- [Exercise prompt]: Copy exactly the lines of the records below, starting at the line that contains "Extract all readable text from this page." and continuing through the last line, both included; omit any pictures.

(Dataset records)
Start
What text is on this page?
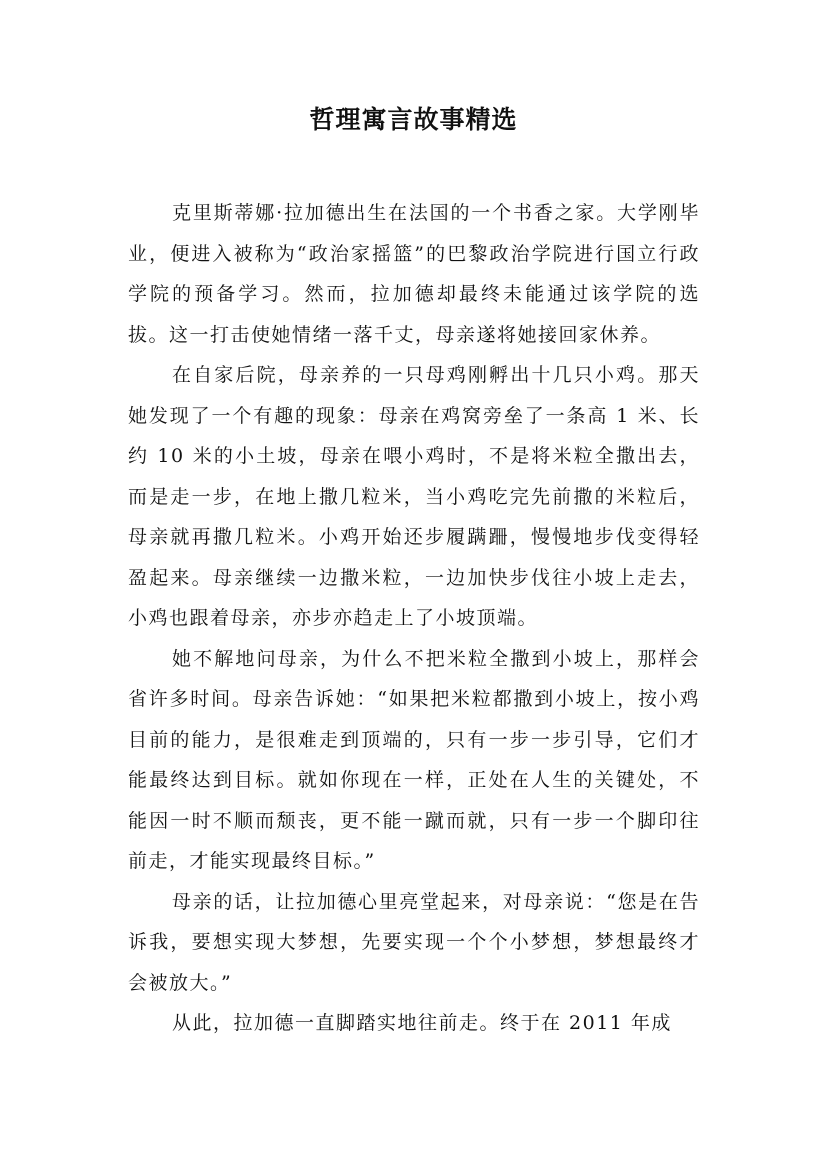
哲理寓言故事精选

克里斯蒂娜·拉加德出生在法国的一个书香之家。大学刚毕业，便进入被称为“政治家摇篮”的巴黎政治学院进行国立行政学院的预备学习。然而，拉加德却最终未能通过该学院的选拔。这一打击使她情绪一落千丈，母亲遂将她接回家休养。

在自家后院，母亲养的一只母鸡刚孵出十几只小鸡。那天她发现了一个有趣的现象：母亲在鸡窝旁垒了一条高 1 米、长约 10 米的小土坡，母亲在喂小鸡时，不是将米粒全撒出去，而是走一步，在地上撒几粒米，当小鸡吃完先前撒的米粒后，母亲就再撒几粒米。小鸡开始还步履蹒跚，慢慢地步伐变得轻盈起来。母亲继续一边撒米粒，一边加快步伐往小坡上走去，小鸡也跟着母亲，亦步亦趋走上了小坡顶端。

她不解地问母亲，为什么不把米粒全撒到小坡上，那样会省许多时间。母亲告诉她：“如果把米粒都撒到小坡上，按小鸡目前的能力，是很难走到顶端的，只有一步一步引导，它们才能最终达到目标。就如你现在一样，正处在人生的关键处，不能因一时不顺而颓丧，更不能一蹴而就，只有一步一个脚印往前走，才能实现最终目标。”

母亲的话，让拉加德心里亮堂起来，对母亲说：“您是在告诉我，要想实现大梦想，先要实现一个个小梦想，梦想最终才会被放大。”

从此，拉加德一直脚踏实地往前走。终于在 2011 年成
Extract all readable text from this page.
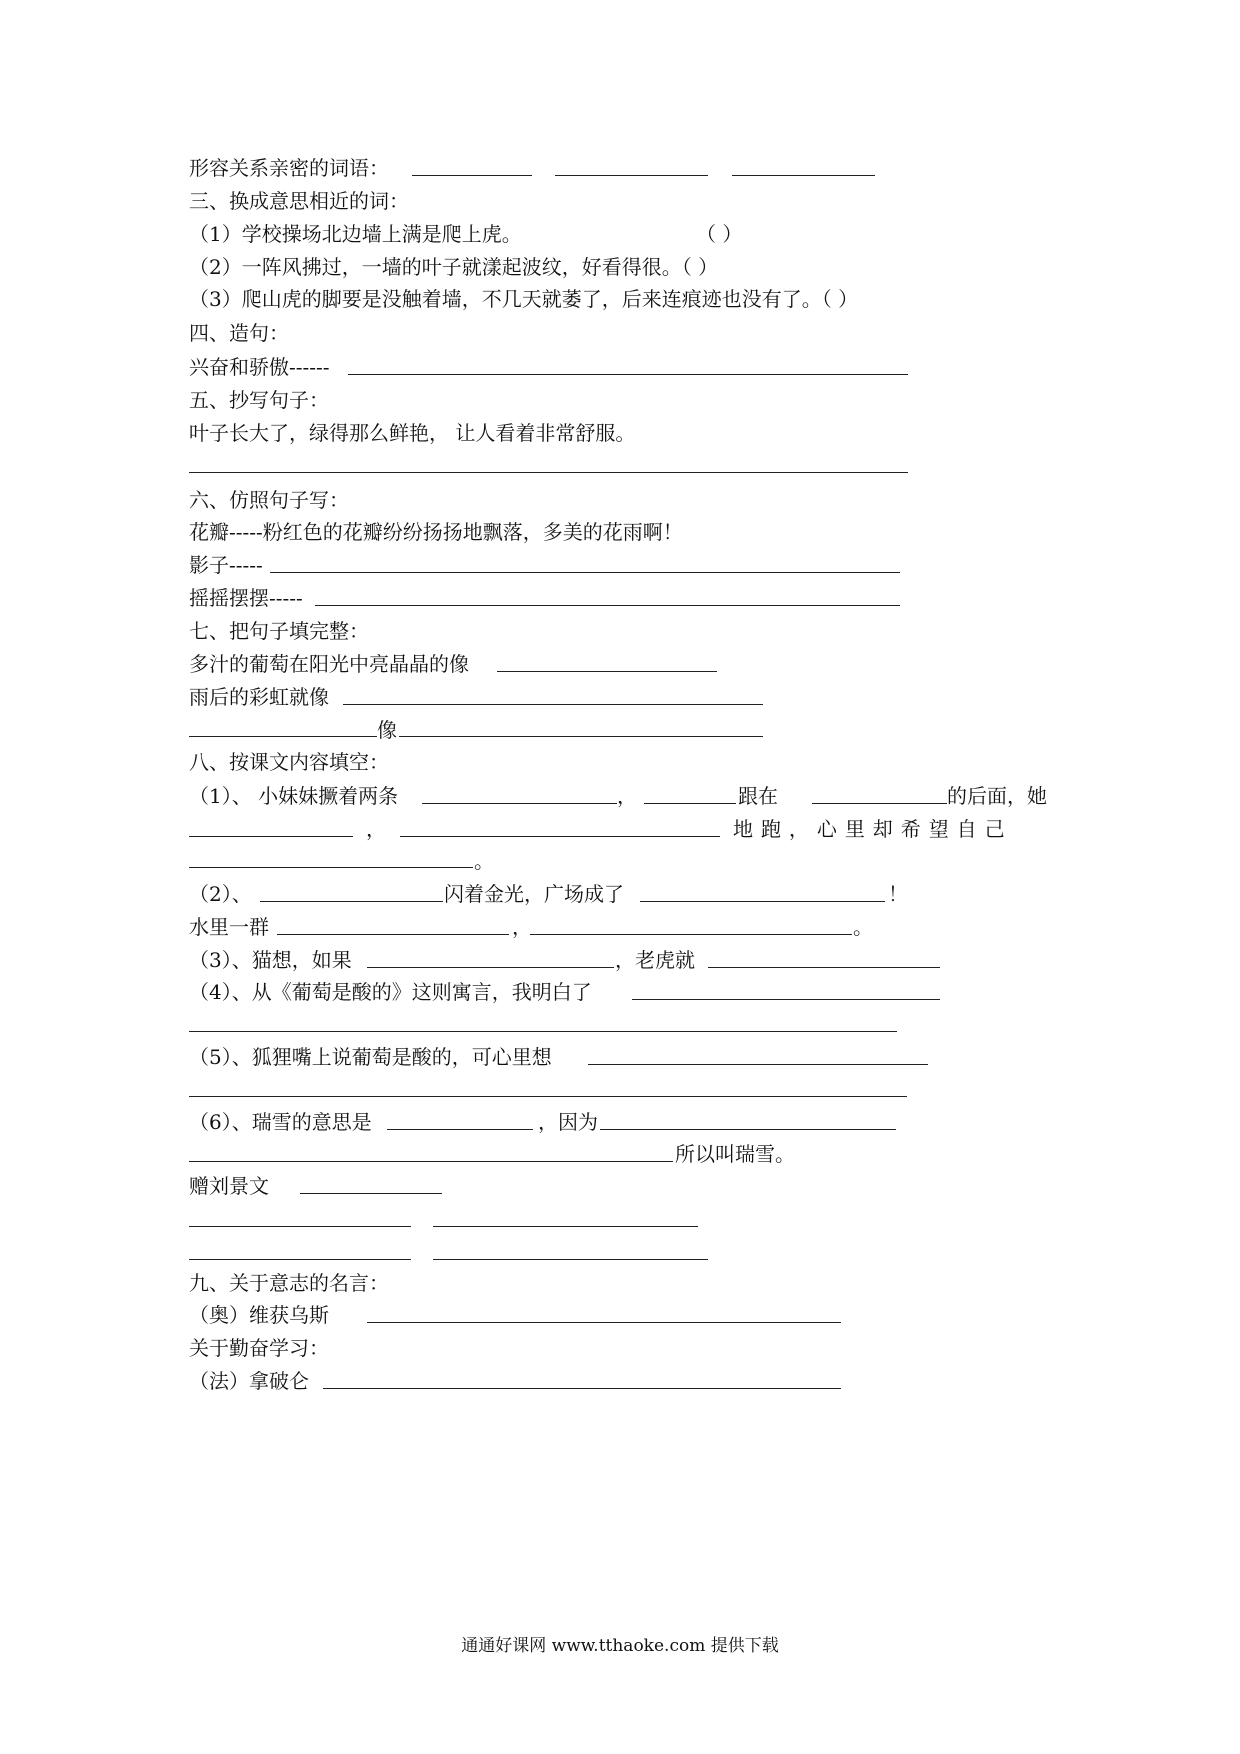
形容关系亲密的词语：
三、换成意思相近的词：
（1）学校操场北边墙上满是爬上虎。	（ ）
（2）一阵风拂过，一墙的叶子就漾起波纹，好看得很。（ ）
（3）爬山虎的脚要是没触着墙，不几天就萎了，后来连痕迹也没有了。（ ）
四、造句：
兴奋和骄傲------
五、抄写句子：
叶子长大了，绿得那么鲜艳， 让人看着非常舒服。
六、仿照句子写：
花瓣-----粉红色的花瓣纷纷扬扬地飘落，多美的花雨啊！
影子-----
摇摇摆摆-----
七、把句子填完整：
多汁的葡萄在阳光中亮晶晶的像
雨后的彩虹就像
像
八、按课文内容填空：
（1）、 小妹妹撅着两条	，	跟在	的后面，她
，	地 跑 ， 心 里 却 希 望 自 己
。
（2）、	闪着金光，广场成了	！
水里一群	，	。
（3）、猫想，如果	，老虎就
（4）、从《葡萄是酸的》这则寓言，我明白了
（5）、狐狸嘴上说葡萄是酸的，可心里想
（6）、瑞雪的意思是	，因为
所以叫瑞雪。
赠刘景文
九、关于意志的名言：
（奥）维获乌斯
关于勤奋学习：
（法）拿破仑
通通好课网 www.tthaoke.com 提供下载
End
- [Full output]:
Extract all readable text from this page.
形容关系亲密的词语：
三、换成意思相近的词：
（1）学校操场北边墙上满是爬上虎。	（ ）
（2）一阵风拂过，一墙的叶子就漾起波纹，好看得很。（ ）
（3）爬山虎的脚要是没触着墙，不几天就萎了，后来连痕迹也没有了。（ ）
四、造句：
兴奋和骄傲------
五、抄写句子：
叶子长大了，绿得那么鲜艳， 让人看着非常舒服。
六、仿照句子写：
花瓣-----粉红色的花瓣纷纷扬扬地飘落，多美的花雨啊！
影子-----
摇摇摆摆-----
七、把句子填完整：
多汁的葡萄在阳光中亮晶晶的像
雨后的彩虹就像
像
八、按课文内容填空：
（1）、 小妹妹撅着两条	，	跟在	的后面，她
，	地 跑 ， 心 里 却 希 望 自 己
。
（2）、	闪着金光，广场成了	！
水里一群	，	。
（3）、猫想，如果	，老虎就
（4）、从《葡萄是酸的》这则寓言，我明白了
（5）、狐狸嘴上说葡萄是酸的，可心里想
（6）、瑞雪的意思是	，因为
所以叫瑞雪。
赠刘景文
九、关于意志的名言：
（奥）维获乌斯
关于勤奋学习：
（法）拿破仑
通通好课网 www.tthaoke.com 提供下载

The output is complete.